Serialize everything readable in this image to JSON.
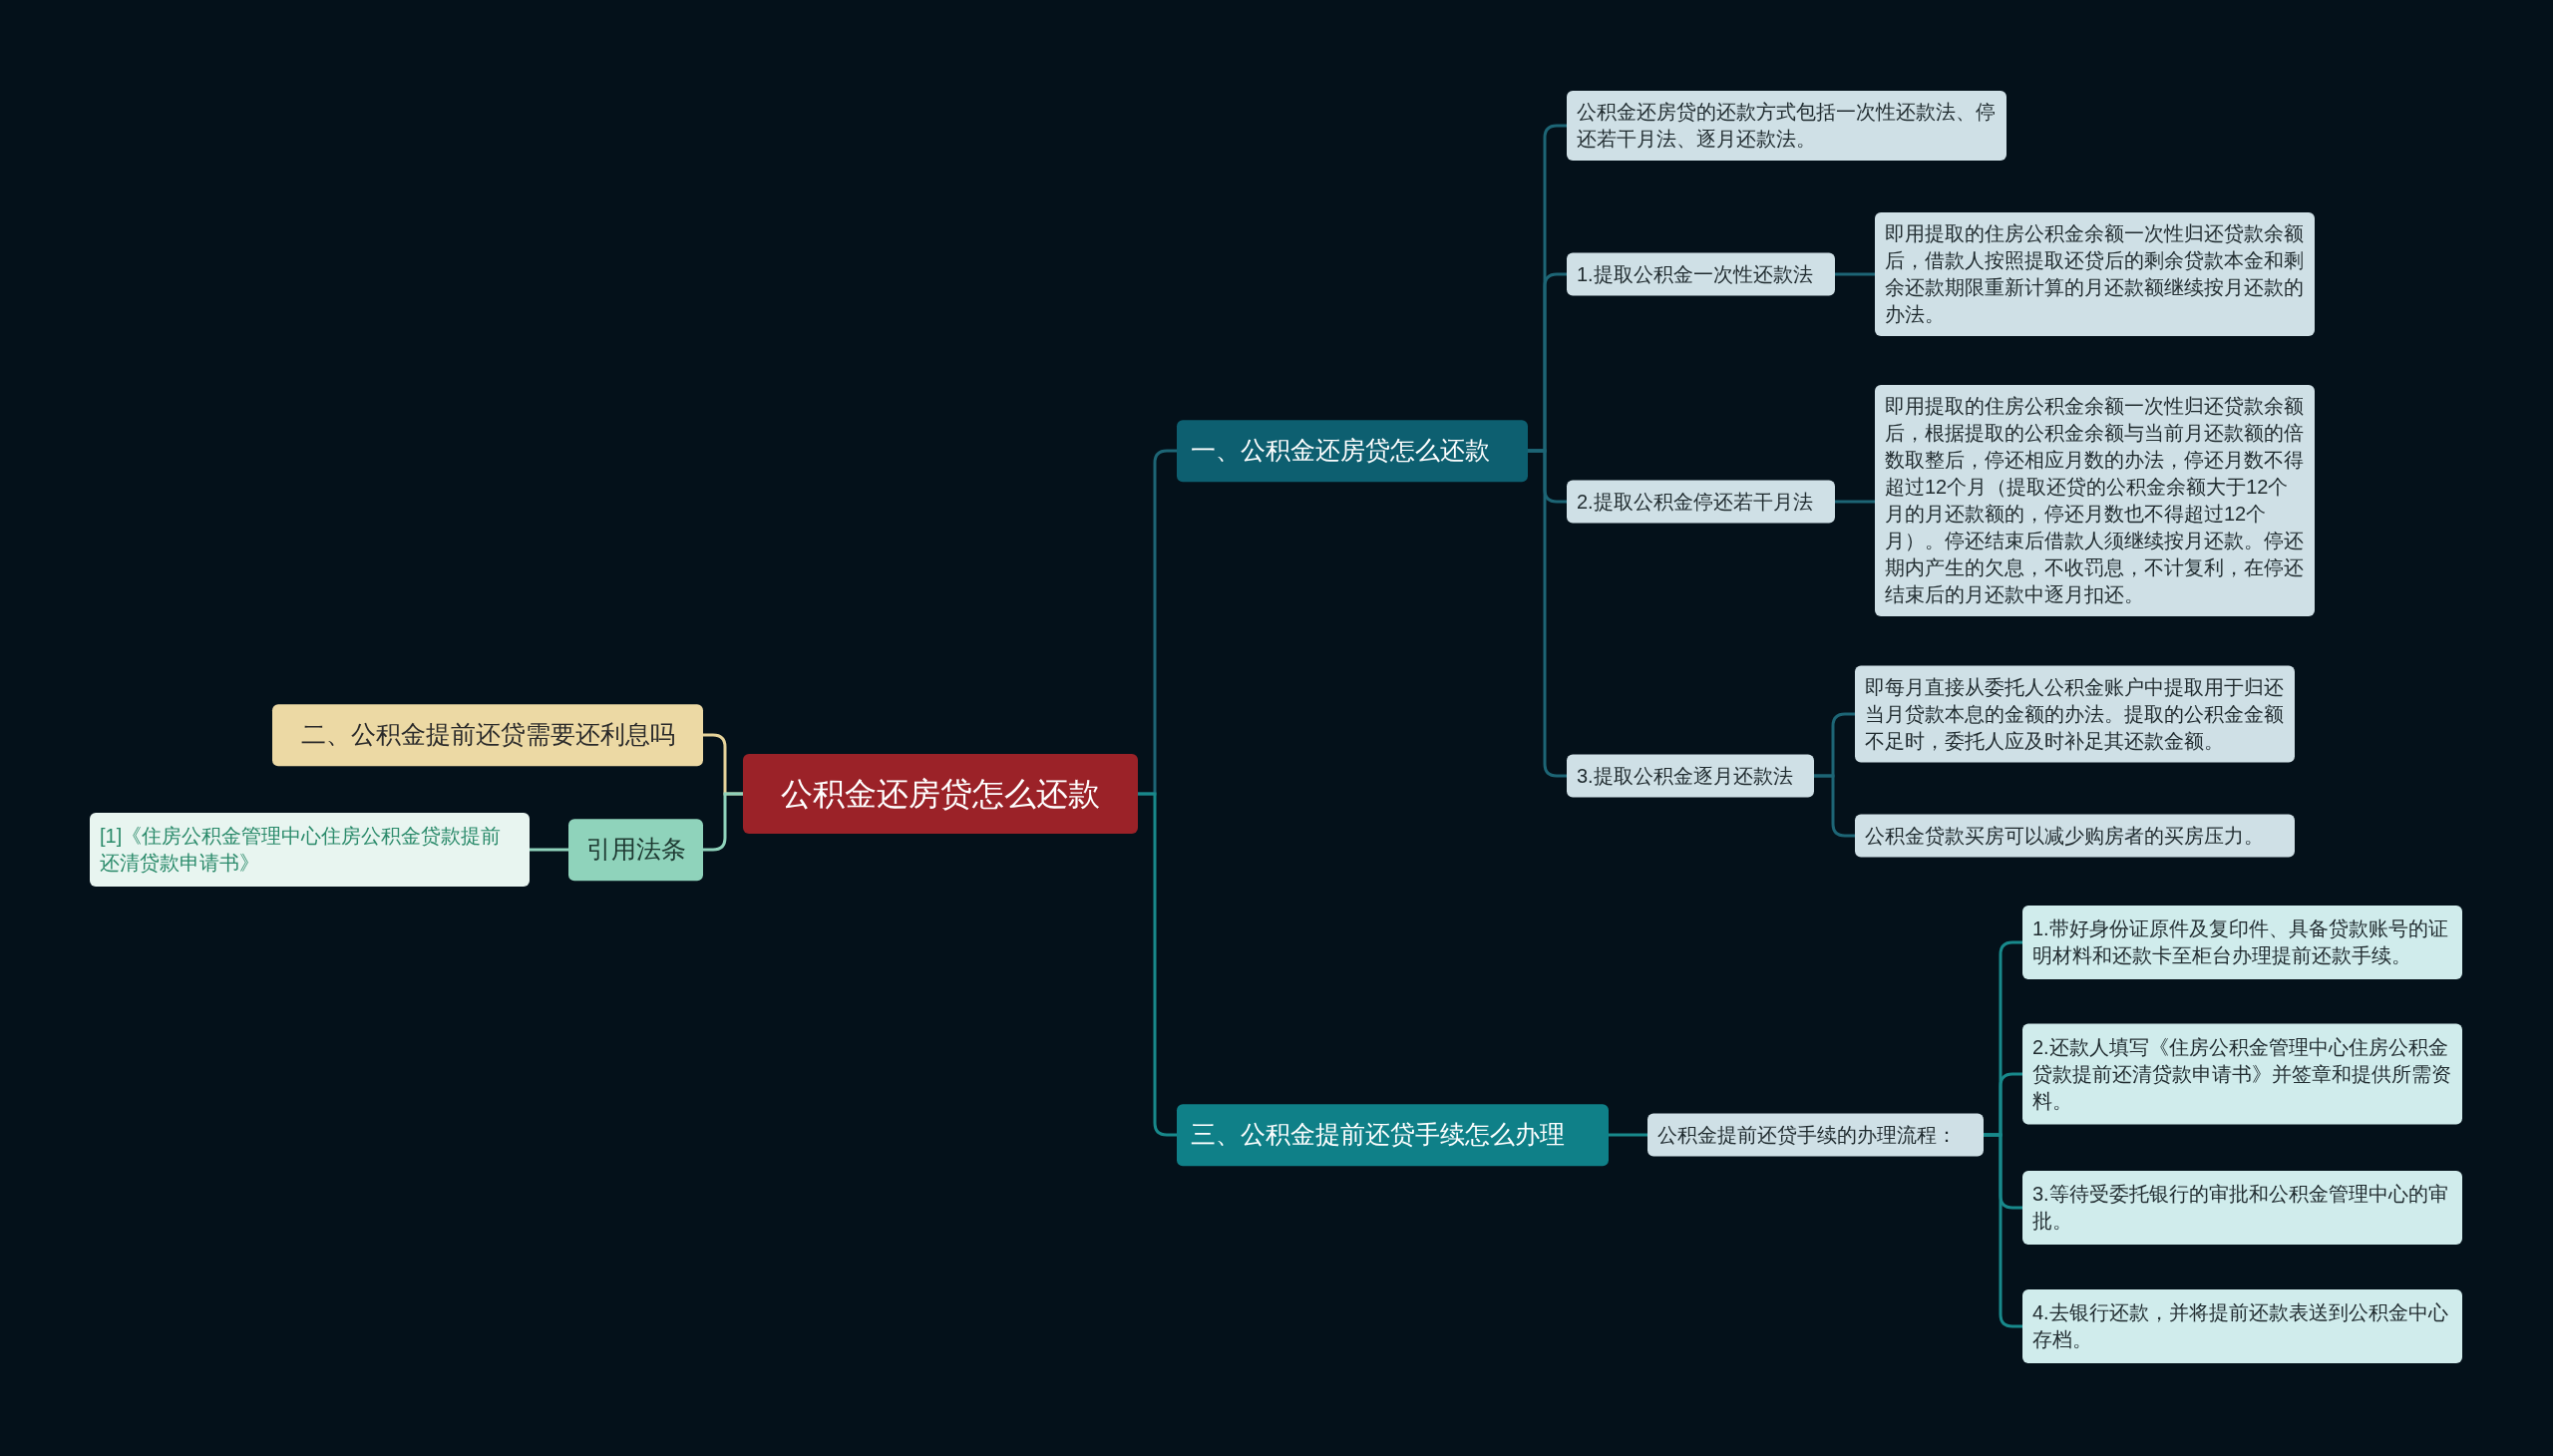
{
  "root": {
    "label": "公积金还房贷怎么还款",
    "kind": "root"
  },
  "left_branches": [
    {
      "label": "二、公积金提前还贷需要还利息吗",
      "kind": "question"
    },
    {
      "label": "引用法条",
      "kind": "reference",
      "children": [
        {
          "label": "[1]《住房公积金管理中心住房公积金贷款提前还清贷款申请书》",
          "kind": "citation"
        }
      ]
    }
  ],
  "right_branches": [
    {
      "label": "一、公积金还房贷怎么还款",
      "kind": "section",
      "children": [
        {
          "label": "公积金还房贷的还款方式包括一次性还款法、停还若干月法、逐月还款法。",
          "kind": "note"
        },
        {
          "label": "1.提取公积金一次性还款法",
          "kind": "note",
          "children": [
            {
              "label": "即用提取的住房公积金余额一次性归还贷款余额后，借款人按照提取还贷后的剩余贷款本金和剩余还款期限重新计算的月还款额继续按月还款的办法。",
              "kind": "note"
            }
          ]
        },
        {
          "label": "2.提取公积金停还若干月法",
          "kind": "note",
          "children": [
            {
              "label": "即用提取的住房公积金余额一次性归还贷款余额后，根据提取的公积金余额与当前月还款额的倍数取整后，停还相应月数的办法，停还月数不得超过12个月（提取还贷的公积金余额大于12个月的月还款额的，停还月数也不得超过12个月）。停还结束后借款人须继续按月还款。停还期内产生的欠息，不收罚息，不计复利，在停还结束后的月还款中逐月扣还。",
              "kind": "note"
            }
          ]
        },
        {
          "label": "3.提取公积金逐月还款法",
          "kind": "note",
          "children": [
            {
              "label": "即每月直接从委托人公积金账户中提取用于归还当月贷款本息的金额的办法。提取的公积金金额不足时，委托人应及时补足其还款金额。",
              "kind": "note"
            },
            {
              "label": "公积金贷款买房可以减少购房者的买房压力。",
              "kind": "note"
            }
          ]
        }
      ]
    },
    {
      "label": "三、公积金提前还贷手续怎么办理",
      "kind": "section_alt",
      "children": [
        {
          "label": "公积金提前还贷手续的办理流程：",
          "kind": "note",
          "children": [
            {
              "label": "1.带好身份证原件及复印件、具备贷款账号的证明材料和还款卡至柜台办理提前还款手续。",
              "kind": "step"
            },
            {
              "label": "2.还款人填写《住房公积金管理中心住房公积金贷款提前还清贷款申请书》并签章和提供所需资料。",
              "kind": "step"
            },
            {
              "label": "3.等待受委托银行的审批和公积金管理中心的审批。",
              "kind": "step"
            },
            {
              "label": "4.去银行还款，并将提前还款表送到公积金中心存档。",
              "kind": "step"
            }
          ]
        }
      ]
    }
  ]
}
────────────────
Copy each line of the entries that includes the word "公积金还房贷怎么还款".

    "label": "公积金还房贷怎么还款",
      "label": "一、公积金还房贷怎么还款",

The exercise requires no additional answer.